» Given problem
Print out each entry below exactly, please.

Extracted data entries
********
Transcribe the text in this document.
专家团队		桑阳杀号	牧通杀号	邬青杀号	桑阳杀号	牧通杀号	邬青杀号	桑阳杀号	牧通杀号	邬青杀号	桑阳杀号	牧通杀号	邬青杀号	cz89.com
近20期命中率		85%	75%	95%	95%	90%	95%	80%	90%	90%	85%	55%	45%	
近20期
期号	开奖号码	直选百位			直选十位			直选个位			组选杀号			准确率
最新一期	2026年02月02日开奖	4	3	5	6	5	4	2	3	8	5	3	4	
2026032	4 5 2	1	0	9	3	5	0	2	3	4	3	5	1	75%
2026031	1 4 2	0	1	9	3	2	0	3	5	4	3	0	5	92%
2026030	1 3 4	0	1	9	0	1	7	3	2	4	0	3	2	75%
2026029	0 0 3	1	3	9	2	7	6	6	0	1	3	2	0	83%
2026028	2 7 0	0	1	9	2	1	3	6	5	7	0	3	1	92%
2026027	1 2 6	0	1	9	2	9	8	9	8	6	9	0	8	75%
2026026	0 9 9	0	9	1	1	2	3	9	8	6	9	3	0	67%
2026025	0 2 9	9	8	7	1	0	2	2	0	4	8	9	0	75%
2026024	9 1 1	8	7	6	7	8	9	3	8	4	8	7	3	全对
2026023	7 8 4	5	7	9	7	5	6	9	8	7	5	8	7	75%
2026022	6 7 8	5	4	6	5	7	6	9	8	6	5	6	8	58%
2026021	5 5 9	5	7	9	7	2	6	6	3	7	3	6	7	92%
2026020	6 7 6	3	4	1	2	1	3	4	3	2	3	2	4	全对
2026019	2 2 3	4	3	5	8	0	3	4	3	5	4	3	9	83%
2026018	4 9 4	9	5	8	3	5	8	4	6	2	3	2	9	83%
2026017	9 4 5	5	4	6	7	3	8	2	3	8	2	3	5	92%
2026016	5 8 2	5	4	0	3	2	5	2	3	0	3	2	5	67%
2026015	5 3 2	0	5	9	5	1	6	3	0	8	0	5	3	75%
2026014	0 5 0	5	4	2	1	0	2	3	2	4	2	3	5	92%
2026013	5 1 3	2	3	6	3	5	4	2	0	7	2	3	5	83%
********
» Worked answer
Transcribe the text in this document.
专家团队		桑阳杀号	牧通杀号	邬青杀号	桑阳杀号	牧通杀号	邬青杀号	桑阳杀号	牧通杀号	邬青杀号	桑阳杀号	牧通杀号	邬青杀号	cz89.com
近20期命中率		85%	75%	95%	95%	90%	95%	80%	90%	90%	85%	55%	45%	
近20期
期号	开奖号码	直选百位			直选十位			直选个位			组选杀号			准确率
最新一期	2026年02月02日开奖	4	3	5	6	5	4	2	3	8	5	3	4	
2026032	4 5 2	1	0	9	3	5	0	2	3	4	3	5	1	75%
2026031	1 4 2	0	1	9	3	2	0	3	5	4	3	0	5	92%
2026030	1 3 4	0	1	9	0	1	7	3	2	4	0	3	2	75%
2026029	0 0 3	1	3	9	2	7	6	6	0	1	3	2	0	83%
2026028	2 7 0	0	1	9	2	1	3	6	5	7	0	3	1	92%
2026027	1 2 6	0	1	9	2	9	8	9	8	6	9	0	8	75%
2026026	0 9 9	0	9	1	1	2	3	9	8	6	9	3	0	67%
2026025	0 2 9	9	8	7	1	0	2	2	0	4	8	9	0	75%
2026024	9 1 1	8	7	6	7	8	9	3	8	4	8	7	3	全对
2026023	7 8 4	5	7	9	7	5	6	9	8	7	5	8	7	75%
2026022	6 7 8	5	4	6	5	7	6	9	8	6	5	6	8	58%
2026021	5 5 9	5	7	9	7	2	6	6	3	7	3	6	7	92%
2026020	6 7 6	3	4	1	2	1	3	4	3	2	3	2	4	全对
2026019	2 2 3	4	3	5	8	0	3	4	3	5	4	3	9	83%
2026018	4 9 4	9	5	8	3	5	8	4	6	2	3	2	9	83%
2026017	9 4 5	5	4	6	7	3	8	2	3	8	2	3	5	92%
2026016	5 8 2	5	4	0	3	2	5	2	3	0	3	2	5	67%
2026015	5 3 2	0	5	9	5	1	6	3	0	8	0	5	3	75%
2026014	0 5 0	5	4	2	1	0	2	3	2	4	2	3	5	92%
2026013	5 1 3	2	3	6	3	5	4	2	0	7	2	3	5	83%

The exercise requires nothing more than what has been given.